:: Provided material ::
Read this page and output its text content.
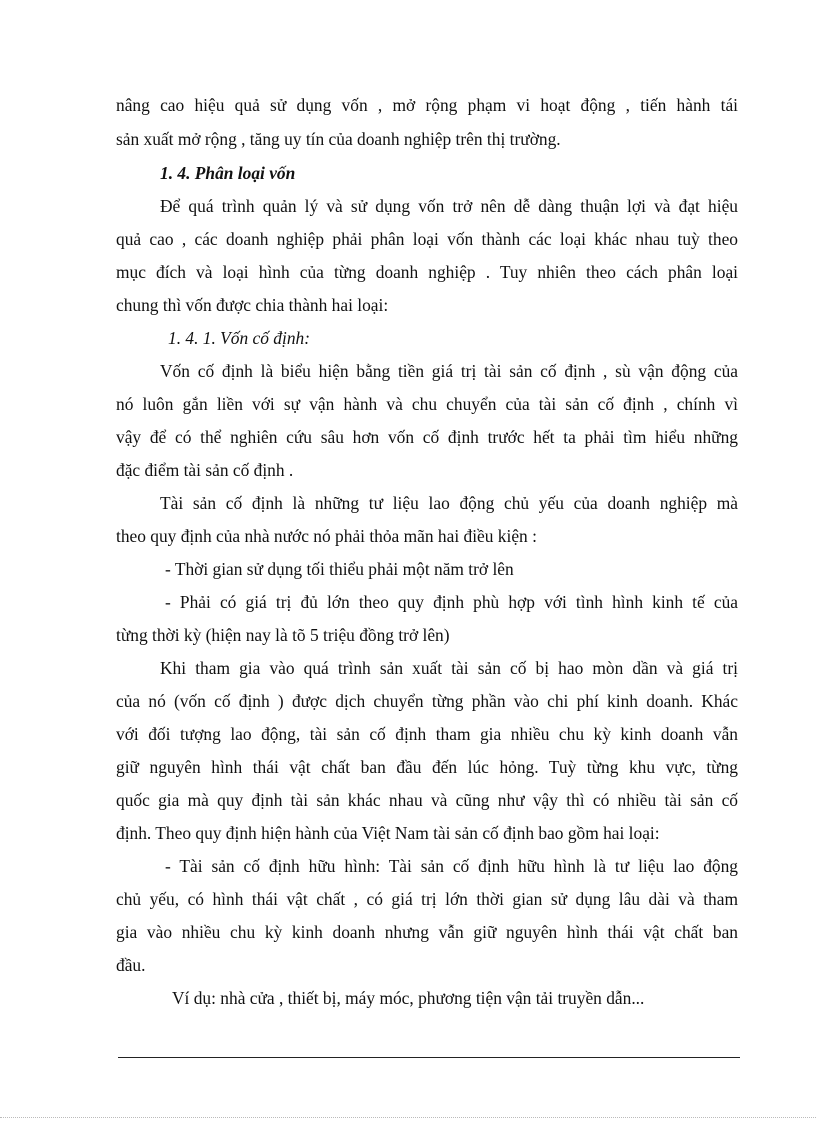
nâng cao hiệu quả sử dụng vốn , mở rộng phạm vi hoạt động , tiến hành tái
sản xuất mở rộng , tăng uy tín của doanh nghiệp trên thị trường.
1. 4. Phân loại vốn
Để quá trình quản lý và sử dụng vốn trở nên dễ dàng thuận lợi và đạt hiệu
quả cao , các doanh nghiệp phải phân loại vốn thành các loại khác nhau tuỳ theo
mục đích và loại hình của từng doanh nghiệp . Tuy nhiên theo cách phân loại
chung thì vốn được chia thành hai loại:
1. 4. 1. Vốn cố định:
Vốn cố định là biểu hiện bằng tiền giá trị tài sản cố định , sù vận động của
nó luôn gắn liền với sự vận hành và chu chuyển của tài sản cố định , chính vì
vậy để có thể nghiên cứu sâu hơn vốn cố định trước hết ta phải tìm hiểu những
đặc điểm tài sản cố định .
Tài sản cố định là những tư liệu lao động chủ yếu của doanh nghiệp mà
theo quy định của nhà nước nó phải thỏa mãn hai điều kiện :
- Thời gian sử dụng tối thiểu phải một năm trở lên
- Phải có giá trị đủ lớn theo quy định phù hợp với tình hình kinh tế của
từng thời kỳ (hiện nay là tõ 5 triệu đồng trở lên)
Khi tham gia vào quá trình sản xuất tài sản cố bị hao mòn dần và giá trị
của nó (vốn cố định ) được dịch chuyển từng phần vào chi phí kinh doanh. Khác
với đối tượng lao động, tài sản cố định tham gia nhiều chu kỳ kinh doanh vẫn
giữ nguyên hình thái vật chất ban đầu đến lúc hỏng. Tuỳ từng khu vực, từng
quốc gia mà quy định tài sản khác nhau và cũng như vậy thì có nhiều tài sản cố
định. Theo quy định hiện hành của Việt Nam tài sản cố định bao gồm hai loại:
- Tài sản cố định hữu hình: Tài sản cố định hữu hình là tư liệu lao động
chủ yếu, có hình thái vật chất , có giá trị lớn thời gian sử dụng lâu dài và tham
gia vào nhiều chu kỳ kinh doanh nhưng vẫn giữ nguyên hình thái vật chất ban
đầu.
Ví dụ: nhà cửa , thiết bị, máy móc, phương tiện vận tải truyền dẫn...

:: What you will do ::
Quote every line word for word and keep the images out of the copy.

:: Response below ::
Read this page and output its text content.
nâng cao hiệu quả sử dụng vốn , mở rộng phạm vi hoạt động , tiến hành tái
sản xuất mở rộng , tăng uy tín của doanh nghiệp trên thị trường.
1. 4. Phân loại vốn
Để quá trình quản lý và sử dụng vốn trở nên dễ dàng thuận lợi và đạt hiệu
quả cao , các doanh nghiệp phải phân loại vốn thành các loại khác nhau tuỳ theo
mục đích và loại hình của từng doanh nghiệp . Tuy nhiên theo cách phân loại
chung thì vốn được chia thành hai loại:
1. 4. 1. Vốn cố định:
Vốn cố định là biểu hiện bằng tiền giá trị tài sản cố định , sù vận động của
nó luôn gắn liền với sự vận hành và chu chuyển của tài sản cố định , chính vì
vậy để có thể nghiên cứu sâu hơn vốn cố định trước hết ta phải tìm hiểu những
đặc điểm tài sản cố định .
Tài sản cố định là những tư liệu lao động chủ yếu của doanh nghiệp mà
theo quy định của nhà nước nó phải thỏa mãn hai điều kiện :
- Thời gian sử dụng tối thiểu phải một năm trở lên
- Phải có giá trị đủ lớn theo quy định phù hợp với tình hình kinh tế của
từng thời kỳ (hiện nay là tõ 5 triệu đồng trở lên)
Khi tham gia vào quá trình sản xuất tài sản cố bị hao mòn dần và giá trị
của nó (vốn cố định ) được dịch chuyển từng phần vào chi phí kinh doanh. Khác
với đối tượng lao động, tài sản cố định tham gia nhiều chu kỳ kinh doanh vẫn
giữ nguyên hình thái vật chất ban đầu đến lúc hỏng. Tuỳ từng khu vực, từng
quốc gia mà quy định tài sản khác nhau và cũng như vậy thì có nhiều tài sản cố
định. Theo quy định hiện hành của Việt Nam tài sản cố định bao gồm hai loại:
- Tài sản cố định hữu hình: Tài sản cố định hữu hình là tư liệu lao động
chủ yếu, có hình thái vật chất , có giá trị lớn thời gian sử dụng lâu dài và tham
gia vào nhiều chu kỳ kinh doanh nhưng vẫn giữ nguyên hình thái vật chất ban
đầu.
Ví dụ: nhà cửa , thiết bị, máy móc, phương tiện vận tải truyền dẫn...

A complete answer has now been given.